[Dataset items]

* BEGIN *

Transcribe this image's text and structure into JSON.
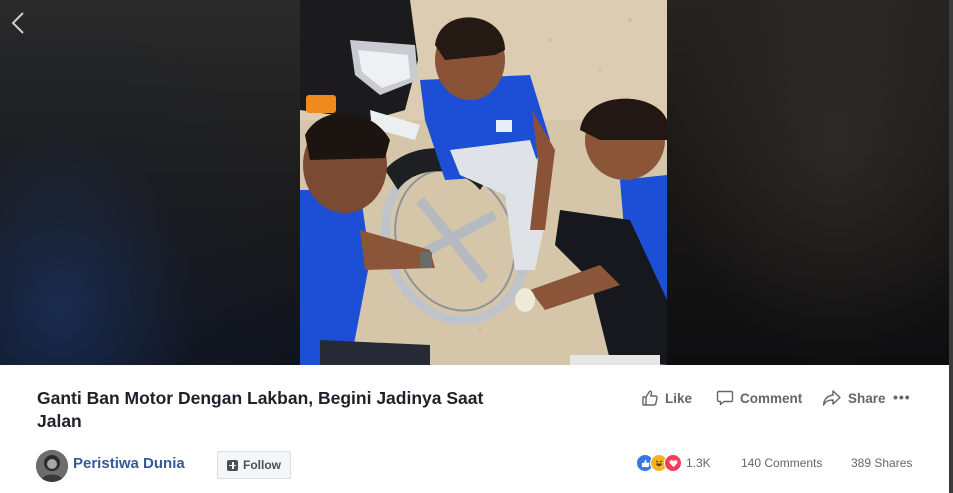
{
  "video": {
    "title": "Ganti Ban Motor Dengan Lakban, Begini Jadinya Saat Jalan"
  },
  "actions": {
    "like_label": "Like",
    "comment_label": "Comment",
    "share_label": "Share",
    "more_label": "•••"
  },
  "page": {
    "name": "Peristiwa Dunia",
    "follow_label": "Follow"
  },
  "stats": {
    "reactions_count": "1.3K",
    "comments": "140 Comments",
    "shares": "389 Shares"
  },
  "colors": {
    "link": "#385898",
    "text": "#1d2129",
    "muted": "#606770",
    "like_reaction": "#3578e5",
    "haha_reaction": "#f7b125",
    "love_reaction": "#f33e58",
    "shirt_blue": "#1c4fd6"
  },
  "icons": {
    "back": "chevron-left-icon",
    "like": "thumbs-up-icon",
    "comment": "speech-bubble-icon",
    "share": "share-arrow-icon",
    "follow": "plus-square-icon"
  }
}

* END *

• Brief
From start to finish, output the listing exactly, but omit its pictures.

• The reply
Transcribe this image's text and structure into JSON.
{
  "video": {
    "title": "Ganti Ban Motor Dengan Lakban, Begini Jadinya Saat Jalan"
  },
  "actions": {
    "like_label": "Like",
    "comment_label": "Comment",
    "share_label": "Share",
    "more_label": "•••"
  },
  "page": {
    "name": "Peristiwa Dunia",
    "follow_label": "Follow"
  },
  "stats": {
    "reactions_count": "1.3K",
    "comments": "140 Comments",
    "shares": "389 Shares"
  },
  "colors": {
    "link": "#385898",
    "text": "#1d2129",
    "muted": "#606770",
    "like_reaction": "#3578e5",
    "haha_reaction": "#f7b125",
    "love_reaction": "#f33e58",
    "shirt_blue": "#1c4fd6"
  },
  "icons": {
    "back": "chevron-left-icon",
    "like": "thumbs-up-icon",
    "comment": "speech-bubble-icon",
    "share": "share-arrow-icon",
    "follow": "plus-square-icon"
  }
}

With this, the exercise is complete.